** START EXTRACTED ENTRIES **
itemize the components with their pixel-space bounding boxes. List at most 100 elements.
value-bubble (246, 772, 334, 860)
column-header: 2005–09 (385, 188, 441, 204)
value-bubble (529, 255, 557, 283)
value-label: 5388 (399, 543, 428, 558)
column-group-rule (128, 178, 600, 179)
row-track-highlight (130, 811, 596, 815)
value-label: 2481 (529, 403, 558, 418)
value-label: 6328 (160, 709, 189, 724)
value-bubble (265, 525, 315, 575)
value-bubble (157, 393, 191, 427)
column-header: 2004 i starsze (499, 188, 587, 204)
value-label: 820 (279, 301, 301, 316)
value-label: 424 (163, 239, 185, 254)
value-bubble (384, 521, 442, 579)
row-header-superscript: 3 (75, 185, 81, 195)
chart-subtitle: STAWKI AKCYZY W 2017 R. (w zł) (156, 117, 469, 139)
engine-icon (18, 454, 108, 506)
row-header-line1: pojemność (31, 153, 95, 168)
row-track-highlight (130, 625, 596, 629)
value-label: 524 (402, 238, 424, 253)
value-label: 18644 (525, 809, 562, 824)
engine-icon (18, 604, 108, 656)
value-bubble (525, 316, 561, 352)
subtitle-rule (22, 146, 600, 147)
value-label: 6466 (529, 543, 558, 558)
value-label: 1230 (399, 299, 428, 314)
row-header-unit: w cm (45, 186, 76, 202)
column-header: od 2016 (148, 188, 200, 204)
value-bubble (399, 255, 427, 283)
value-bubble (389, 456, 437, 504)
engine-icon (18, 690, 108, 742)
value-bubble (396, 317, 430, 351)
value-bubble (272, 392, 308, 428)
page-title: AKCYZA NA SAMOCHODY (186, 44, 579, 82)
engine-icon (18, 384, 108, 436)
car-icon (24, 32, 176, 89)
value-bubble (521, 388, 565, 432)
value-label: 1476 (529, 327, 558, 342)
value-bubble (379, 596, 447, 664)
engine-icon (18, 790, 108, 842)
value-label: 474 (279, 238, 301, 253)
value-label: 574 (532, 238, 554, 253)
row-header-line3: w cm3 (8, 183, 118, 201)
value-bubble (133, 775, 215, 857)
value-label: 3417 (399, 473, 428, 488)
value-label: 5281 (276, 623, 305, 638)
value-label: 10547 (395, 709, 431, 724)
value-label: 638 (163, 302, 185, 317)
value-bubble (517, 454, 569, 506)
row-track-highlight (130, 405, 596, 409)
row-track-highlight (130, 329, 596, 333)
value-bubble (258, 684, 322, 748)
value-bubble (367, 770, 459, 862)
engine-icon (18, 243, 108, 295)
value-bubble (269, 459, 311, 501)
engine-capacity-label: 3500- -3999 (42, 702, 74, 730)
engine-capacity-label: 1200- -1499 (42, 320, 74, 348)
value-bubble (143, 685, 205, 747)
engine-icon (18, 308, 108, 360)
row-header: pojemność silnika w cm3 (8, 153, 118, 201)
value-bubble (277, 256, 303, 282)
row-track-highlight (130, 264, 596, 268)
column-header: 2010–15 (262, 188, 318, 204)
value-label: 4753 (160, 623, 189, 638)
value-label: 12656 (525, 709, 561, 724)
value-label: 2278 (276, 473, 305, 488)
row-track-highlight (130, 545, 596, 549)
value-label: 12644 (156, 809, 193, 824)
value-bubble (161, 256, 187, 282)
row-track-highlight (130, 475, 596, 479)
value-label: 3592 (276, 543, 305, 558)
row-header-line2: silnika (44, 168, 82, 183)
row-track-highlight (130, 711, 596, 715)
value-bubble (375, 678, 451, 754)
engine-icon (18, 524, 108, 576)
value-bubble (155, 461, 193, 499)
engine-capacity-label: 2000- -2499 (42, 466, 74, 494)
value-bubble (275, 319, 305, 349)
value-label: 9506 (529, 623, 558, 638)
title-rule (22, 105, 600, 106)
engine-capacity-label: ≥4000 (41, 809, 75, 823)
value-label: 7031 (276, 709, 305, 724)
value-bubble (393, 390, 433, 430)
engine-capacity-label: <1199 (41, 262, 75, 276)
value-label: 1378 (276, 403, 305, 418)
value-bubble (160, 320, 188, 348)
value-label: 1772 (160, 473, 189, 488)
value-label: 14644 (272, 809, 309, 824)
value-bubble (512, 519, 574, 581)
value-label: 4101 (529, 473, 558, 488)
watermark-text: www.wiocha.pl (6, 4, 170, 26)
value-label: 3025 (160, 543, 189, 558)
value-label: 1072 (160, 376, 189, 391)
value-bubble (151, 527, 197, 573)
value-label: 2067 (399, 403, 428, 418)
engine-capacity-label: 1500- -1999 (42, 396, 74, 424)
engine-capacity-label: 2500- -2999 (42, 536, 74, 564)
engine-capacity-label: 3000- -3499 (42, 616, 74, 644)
** END EXTRACTED ENTRIES **
▸ WHAT THIS TASK INVOLVES:
Please rewrite all of the data above with "value-circle" substituted for every "value-bubble", leaving everything else unchanged.

▸ FINISHED TASK:
itemize the components with their pixel-space bounding boxes. List at most 100 elements.
value-circle (246, 772, 334, 860)
column-header: 2005–09 (385, 188, 441, 204)
value-circle (529, 255, 557, 283)
value-label: 5388 (399, 543, 428, 558)
column-group-rule (128, 178, 600, 179)
row-track-highlight (130, 811, 596, 815)
value-label: 2481 (529, 403, 558, 418)
value-label: 6328 (160, 709, 189, 724)
value-circle (265, 525, 315, 575)
value-circle (157, 393, 191, 427)
column-header: 2004 i starsze (499, 188, 587, 204)
value-label: 820 (279, 301, 301, 316)
value-label: 424 (163, 239, 185, 254)
value-circle (384, 521, 442, 579)
row-header-superscript: 3 (75, 185, 81, 195)
chart-subtitle: STAWKI AKCYZY W 2017 R. (w zł) (156, 117, 469, 139)
engine-icon (18, 454, 108, 506)
row-header-line1: pojemność (31, 153, 95, 168)
row-track-highlight (130, 625, 596, 629)
value-label: 524 (402, 238, 424, 253)
value-label: 18644 (525, 809, 562, 824)
engine-icon (18, 604, 108, 656)
value-circle (525, 316, 561, 352)
subtitle-rule (22, 146, 600, 147)
value-label: 6466 (529, 543, 558, 558)
value-label: 1230 (399, 299, 428, 314)
row-header-unit: w cm (45, 186, 76, 202)
column-header: od 2016 (148, 188, 200, 204)
value-circle (399, 255, 427, 283)
value-circle (389, 456, 437, 504)
engine-icon (18, 690, 108, 742)
value-circle (396, 317, 430, 351)
value-circle (272, 392, 308, 428)
page-title: AKCYZA NA SAMOCHODY (186, 44, 579, 82)
engine-icon (18, 384, 108, 436)
car-icon (24, 32, 176, 89)
value-circle (521, 388, 565, 432)
value-label: 1476 (529, 327, 558, 342)
value-circle (379, 596, 447, 664)
engine-icon (18, 790, 108, 842)
value-label: 474 (279, 238, 301, 253)
value-label: 574 (532, 238, 554, 253)
row-header-line3: w cm3 (8, 183, 118, 201)
value-circle (133, 775, 215, 857)
value-label: 3417 (399, 473, 428, 488)
value-label: 5281 (276, 623, 305, 638)
value-label: 10547 (395, 709, 431, 724)
value-label: 638 (163, 302, 185, 317)
value-circle (517, 454, 569, 506)
row-track-highlight (130, 405, 596, 409)
row-track-highlight (130, 329, 596, 333)
value-circle (258, 684, 322, 748)
value-circle (367, 770, 459, 862)
engine-icon (18, 243, 108, 295)
value-circle (269, 459, 311, 501)
engine-capacity-label: 3500- -3999 (42, 702, 74, 730)
engine-capacity-label: 1200- -1499 (42, 320, 74, 348)
value-circle (143, 685, 205, 747)
engine-icon (18, 308, 108, 360)
row-header: pojemność silnika w cm3 (8, 153, 118, 201)
value-circle (277, 256, 303, 282)
row-track-highlight (130, 264, 596, 268)
column-header: 2010–15 (262, 188, 318, 204)
value-label: 4753 (160, 623, 189, 638)
value-label: 12656 (525, 709, 561, 724)
value-label: 2278 (276, 473, 305, 488)
row-track-highlight (130, 545, 596, 549)
value-label: 12644 (156, 809, 193, 824)
value-circle (161, 256, 187, 282)
row-track-highlight (130, 475, 596, 479)
value-label: 3592 (276, 543, 305, 558)
row-header-line2: silnika (44, 168, 82, 183)
row-track-highlight (130, 711, 596, 715)
value-circle (375, 678, 451, 754)
engine-icon (18, 524, 108, 576)
value-circle (155, 461, 193, 499)
engine-capacity-label: 2000- -2499 (42, 466, 74, 494)
value-circle (275, 319, 305, 349)
value-label: 9506 (529, 623, 558, 638)
title-rule (22, 105, 600, 106)
engine-capacity-label: ≥4000 (41, 809, 75, 823)
value-label: 7031 (276, 709, 305, 724)
value-circle (393, 390, 433, 430)
engine-capacity-label: <1199 (41, 262, 75, 276)
value-label: 1378 (276, 403, 305, 418)
value-circle (160, 320, 188, 348)
value-label: 1772 (160, 473, 189, 488)
value-label: 14644 (272, 809, 309, 824)
value-circle (512, 519, 574, 581)
value-label: 4101 (529, 473, 558, 488)
watermark-text: www.wiocha.pl (6, 4, 170, 26)
value-label: 3025 (160, 543, 189, 558)
value-label: 1072 (160, 376, 189, 391)
value-circle (151, 527, 197, 573)
value-label: 2067 (399, 403, 428, 418)
engine-capacity-label: 1500- -1999 (42, 396, 74, 424)
engine-capacity-label: 2500- -2999 (42, 536, 74, 564)
engine-capacity-label: 3000- -3499 (42, 616, 74, 644)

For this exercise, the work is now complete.